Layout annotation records

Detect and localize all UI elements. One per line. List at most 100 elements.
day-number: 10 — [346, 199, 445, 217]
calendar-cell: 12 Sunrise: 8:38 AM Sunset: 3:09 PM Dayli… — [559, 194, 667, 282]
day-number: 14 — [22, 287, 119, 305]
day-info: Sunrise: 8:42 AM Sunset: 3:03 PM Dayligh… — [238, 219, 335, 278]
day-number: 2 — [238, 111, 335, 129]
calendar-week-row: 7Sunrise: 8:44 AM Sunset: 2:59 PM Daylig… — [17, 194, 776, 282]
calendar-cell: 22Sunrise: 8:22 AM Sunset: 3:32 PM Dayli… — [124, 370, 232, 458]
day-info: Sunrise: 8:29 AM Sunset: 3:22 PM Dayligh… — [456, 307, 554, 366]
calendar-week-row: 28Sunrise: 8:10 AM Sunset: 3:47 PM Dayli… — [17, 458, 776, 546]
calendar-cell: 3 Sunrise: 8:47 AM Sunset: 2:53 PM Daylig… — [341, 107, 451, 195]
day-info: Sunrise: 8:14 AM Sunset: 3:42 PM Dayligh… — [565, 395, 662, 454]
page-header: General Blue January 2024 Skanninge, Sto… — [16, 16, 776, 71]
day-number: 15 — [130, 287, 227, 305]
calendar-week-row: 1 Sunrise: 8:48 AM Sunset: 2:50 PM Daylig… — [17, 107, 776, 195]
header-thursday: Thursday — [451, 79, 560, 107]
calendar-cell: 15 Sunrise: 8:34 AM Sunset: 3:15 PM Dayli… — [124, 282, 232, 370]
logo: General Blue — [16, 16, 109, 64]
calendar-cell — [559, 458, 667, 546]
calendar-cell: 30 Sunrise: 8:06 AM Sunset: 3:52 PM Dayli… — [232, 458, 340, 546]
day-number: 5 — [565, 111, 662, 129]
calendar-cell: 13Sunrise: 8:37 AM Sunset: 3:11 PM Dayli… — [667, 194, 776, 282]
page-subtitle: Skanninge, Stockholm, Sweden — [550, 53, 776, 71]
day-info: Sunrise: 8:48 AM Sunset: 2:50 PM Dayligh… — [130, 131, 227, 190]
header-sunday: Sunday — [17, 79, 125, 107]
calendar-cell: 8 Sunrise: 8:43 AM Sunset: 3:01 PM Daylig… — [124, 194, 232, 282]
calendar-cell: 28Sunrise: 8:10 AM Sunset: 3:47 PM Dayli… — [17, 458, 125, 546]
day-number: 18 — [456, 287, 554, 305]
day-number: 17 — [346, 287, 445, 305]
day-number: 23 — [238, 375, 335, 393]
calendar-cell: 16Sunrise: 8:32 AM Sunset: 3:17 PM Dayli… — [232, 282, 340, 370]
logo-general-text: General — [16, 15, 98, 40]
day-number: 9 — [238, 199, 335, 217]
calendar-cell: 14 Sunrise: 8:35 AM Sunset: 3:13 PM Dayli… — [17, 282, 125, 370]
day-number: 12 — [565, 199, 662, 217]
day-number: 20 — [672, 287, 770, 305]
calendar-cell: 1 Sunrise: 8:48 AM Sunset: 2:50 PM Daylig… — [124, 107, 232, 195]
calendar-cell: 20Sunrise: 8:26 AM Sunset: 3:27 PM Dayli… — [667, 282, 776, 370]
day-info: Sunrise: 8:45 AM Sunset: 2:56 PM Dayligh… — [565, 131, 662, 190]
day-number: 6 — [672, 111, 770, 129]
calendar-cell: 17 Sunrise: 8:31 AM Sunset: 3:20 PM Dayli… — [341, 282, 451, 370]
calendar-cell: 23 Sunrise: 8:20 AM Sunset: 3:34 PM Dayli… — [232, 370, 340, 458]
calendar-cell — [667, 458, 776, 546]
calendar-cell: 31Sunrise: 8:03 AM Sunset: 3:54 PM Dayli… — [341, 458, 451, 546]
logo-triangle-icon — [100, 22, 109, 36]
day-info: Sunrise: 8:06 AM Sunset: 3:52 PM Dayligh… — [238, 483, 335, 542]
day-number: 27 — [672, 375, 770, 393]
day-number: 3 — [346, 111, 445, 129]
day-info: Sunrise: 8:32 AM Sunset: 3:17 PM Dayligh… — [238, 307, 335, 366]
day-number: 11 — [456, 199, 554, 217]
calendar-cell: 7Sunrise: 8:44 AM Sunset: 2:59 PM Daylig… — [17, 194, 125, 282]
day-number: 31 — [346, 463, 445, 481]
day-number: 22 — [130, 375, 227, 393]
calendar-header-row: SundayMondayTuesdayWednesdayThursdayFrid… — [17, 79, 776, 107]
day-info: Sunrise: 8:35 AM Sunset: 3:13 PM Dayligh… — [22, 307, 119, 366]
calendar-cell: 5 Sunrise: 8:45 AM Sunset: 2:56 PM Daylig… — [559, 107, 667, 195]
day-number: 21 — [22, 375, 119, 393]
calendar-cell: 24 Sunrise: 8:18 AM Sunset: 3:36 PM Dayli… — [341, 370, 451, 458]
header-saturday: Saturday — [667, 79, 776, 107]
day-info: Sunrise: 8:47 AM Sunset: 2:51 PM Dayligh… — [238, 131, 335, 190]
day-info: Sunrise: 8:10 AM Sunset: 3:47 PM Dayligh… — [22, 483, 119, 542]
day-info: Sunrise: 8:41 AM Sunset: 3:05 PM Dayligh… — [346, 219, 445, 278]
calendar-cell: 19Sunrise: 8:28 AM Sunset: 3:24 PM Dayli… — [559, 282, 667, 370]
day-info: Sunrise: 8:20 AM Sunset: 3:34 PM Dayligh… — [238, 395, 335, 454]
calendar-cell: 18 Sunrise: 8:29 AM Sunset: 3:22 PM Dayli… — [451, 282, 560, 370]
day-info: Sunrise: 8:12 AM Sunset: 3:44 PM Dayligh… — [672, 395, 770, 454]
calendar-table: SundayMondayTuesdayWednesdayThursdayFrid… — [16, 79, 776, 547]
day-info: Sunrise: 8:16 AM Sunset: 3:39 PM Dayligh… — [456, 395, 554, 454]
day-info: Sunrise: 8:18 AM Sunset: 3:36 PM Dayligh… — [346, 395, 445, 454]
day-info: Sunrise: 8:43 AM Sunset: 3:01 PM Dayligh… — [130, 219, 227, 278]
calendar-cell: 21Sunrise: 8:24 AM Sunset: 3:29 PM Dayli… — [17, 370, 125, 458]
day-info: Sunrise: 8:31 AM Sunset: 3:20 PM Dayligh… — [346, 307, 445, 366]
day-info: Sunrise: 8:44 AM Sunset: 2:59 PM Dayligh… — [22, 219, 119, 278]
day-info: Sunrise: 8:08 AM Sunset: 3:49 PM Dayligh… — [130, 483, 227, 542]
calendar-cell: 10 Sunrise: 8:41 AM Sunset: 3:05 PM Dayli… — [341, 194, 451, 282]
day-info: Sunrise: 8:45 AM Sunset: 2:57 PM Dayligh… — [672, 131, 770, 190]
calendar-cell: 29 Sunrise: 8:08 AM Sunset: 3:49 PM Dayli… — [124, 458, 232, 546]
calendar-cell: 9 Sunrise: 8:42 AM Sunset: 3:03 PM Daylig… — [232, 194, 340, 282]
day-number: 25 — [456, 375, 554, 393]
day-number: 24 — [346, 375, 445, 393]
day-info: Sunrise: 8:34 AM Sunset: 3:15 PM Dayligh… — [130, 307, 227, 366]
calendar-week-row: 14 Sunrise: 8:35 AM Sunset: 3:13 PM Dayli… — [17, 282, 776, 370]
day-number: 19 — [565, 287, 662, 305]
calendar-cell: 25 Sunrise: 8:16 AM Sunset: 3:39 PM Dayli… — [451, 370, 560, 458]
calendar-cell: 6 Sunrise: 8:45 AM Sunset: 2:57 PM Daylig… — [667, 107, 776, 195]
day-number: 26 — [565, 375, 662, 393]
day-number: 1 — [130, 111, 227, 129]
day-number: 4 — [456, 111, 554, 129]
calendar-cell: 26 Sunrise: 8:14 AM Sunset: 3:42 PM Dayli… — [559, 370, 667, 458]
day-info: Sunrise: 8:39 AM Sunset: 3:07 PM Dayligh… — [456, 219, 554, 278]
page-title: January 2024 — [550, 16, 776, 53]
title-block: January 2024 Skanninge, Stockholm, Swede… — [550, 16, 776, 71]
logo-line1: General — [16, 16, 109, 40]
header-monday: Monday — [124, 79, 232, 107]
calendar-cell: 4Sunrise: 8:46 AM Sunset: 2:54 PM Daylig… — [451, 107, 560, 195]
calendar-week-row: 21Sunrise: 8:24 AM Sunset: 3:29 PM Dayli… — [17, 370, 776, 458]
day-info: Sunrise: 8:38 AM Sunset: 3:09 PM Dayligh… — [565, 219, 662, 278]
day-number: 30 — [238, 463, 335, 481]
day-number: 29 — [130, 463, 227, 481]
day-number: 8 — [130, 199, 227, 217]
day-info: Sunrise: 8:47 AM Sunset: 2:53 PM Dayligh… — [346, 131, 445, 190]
--
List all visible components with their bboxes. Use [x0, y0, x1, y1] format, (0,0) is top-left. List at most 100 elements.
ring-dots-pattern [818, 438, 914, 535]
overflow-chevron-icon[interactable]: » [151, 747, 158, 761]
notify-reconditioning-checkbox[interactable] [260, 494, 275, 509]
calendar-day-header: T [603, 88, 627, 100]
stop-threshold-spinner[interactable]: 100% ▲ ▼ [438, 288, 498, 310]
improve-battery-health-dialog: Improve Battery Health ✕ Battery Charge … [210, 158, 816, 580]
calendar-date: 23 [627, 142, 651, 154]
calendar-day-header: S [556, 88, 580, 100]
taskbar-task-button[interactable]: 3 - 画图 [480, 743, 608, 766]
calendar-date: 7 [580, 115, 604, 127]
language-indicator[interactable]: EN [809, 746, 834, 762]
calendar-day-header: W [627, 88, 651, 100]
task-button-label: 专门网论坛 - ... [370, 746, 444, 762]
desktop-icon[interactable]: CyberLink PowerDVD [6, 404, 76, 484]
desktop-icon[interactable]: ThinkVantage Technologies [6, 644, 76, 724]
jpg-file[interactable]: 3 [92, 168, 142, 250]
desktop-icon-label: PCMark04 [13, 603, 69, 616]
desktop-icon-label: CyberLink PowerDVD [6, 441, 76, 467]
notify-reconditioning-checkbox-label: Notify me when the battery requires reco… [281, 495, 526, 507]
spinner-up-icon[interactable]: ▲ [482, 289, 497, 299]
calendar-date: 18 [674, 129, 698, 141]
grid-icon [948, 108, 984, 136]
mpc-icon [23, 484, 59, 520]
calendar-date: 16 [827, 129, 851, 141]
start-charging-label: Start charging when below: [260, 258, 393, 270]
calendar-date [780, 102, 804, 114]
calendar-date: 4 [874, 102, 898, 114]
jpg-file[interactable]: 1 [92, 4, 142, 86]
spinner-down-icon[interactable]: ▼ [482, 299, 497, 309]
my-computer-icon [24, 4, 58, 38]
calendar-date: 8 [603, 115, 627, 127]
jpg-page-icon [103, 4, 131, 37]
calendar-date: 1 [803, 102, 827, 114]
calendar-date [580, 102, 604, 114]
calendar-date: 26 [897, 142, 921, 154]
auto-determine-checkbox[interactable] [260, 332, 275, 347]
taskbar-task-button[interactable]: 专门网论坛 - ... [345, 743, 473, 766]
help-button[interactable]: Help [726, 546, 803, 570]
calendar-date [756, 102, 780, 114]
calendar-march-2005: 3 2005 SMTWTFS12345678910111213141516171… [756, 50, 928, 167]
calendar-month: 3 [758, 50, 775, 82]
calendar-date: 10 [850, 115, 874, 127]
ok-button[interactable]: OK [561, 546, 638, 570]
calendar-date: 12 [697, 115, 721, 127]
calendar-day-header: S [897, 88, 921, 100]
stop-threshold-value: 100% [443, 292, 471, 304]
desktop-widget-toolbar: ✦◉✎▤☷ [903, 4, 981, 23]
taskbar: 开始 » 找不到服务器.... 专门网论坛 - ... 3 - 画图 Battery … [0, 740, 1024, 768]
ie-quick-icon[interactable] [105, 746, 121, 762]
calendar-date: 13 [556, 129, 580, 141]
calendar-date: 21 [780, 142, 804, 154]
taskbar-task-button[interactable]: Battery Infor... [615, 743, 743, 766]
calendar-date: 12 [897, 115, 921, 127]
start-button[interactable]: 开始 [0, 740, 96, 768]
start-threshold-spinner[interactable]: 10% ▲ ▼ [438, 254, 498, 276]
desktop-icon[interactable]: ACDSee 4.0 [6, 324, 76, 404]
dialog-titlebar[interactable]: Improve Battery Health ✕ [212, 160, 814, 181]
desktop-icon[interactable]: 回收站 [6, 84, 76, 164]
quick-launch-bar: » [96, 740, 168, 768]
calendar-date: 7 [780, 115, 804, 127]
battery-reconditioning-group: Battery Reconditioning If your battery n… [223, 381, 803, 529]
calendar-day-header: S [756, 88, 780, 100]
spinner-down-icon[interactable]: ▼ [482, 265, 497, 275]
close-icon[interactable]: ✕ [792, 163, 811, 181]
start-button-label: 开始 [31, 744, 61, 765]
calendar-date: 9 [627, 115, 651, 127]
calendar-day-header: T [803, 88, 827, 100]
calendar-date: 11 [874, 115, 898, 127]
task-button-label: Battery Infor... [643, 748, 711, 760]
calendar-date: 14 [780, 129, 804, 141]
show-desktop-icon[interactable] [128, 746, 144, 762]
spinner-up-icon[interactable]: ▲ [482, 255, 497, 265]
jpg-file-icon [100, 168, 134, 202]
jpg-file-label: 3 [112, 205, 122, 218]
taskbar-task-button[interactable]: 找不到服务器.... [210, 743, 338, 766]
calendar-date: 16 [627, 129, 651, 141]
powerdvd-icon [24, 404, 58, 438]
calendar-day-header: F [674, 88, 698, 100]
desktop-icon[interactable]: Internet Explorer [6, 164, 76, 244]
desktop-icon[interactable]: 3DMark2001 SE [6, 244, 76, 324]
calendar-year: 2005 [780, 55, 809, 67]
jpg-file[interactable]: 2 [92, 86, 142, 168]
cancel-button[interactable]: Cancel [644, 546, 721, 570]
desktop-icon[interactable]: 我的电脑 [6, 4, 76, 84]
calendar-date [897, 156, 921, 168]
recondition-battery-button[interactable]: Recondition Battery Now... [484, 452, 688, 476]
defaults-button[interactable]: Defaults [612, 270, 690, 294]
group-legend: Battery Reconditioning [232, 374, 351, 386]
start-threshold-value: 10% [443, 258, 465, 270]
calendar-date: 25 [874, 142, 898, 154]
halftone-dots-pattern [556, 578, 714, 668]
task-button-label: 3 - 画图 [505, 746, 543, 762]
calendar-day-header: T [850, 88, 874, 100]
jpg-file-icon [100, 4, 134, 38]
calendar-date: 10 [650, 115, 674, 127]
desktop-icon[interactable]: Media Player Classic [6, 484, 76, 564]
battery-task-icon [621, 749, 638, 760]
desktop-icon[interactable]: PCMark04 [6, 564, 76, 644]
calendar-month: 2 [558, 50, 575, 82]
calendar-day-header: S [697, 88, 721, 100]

» **Set task**
Copy out the listing verbatim from the line with "Detect and localize" to the line with "day-number: 9 — [238, 199, 335, 217]", including both of those lines.

» **Reply**
Detect and localize all UI elements. One per line. List at most 100 elements.
day-number: 10 — [346, 199, 445, 217]
calendar-cell: 12 Sunrise: 8:38 AM Sunset: 3:09 PM Dayli… — [559, 194, 667, 282]
day-number: 14 — [22, 287, 119, 305]
day-info: Sunrise: 8:42 AM Sunset: 3:03 PM Dayligh… — [238, 219, 335, 278]
day-number: 2 — [238, 111, 335, 129]
calendar-week-row: 7Sunrise: 8:44 AM Sunset: 2:59 PM Daylig… — [17, 194, 776, 282]
calendar-cell: 22Sunrise: 8:22 AM Sunset: 3:32 PM Dayli… — [124, 370, 232, 458]
day-info: Sunrise: 8:29 AM Sunset: 3:22 PM Dayligh… — [456, 307, 554, 366]
calendar-week-row: 28Sunrise: 8:10 AM Sunset: 3:47 PM Dayli… — [17, 458, 776, 546]
calendar-cell: 3 Sunrise: 8:47 AM Sunset: 2:53 PM Daylig… — [341, 107, 451, 195]
day-info: Sunrise: 8:14 AM Sunset: 3:42 PM Dayligh… — [565, 395, 662, 454]
page-header: General Blue January 2024 Skanninge, Sto… — [16, 16, 776, 71]
day-number: 15 — [130, 287, 227, 305]
calendar-week-row: 1 Sunrise: 8:48 AM Sunset: 2:50 PM Daylig… — [17, 107, 776, 195]
header-thursday: Thursday — [451, 79, 560, 107]
calendar-cell: 15 Sunrise: 8:34 AM Sunset: 3:15 PM Dayli… — [124, 282, 232, 370]
logo: General Blue — [16, 16, 109, 64]
calendar-cell — [559, 458, 667, 546]
calendar-cell: 30 Sunrise: 8:06 AM Sunset: 3:52 PM Dayli… — [232, 458, 340, 546]
day-number: 5 — [565, 111, 662, 129]
calendar-cell: 13Sunrise: 8:37 AM Sunset: 3:11 PM Dayli… — [667, 194, 776, 282]
page-subtitle: Skanninge, Stockholm, Sweden — [550, 53, 776, 71]
day-info: Sunrise: 8:48 AM Sunset: 2:50 PM Dayligh… — [130, 131, 227, 190]
header-sunday: Sunday — [17, 79, 125, 107]
calendar-cell: 8 Sunrise: 8:43 AM Sunset: 3:01 PM Daylig… — [124, 194, 232, 282]
calendar-cell: 28Sunrise: 8:10 AM Sunset: 3:47 PM Dayli… — [17, 458, 125, 546]
day-number: 18 — [456, 287, 554, 305]
day-number: 17 — [346, 287, 445, 305]
day-number: 23 — [238, 375, 335, 393]
calendar-cell: 16Sunrise: 8:32 AM Sunset: 3:17 PM Dayli… — [232, 282, 340, 370]
logo-general-text: General — [16, 15, 98, 40]
day-number: 9 — [238, 199, 335, 217]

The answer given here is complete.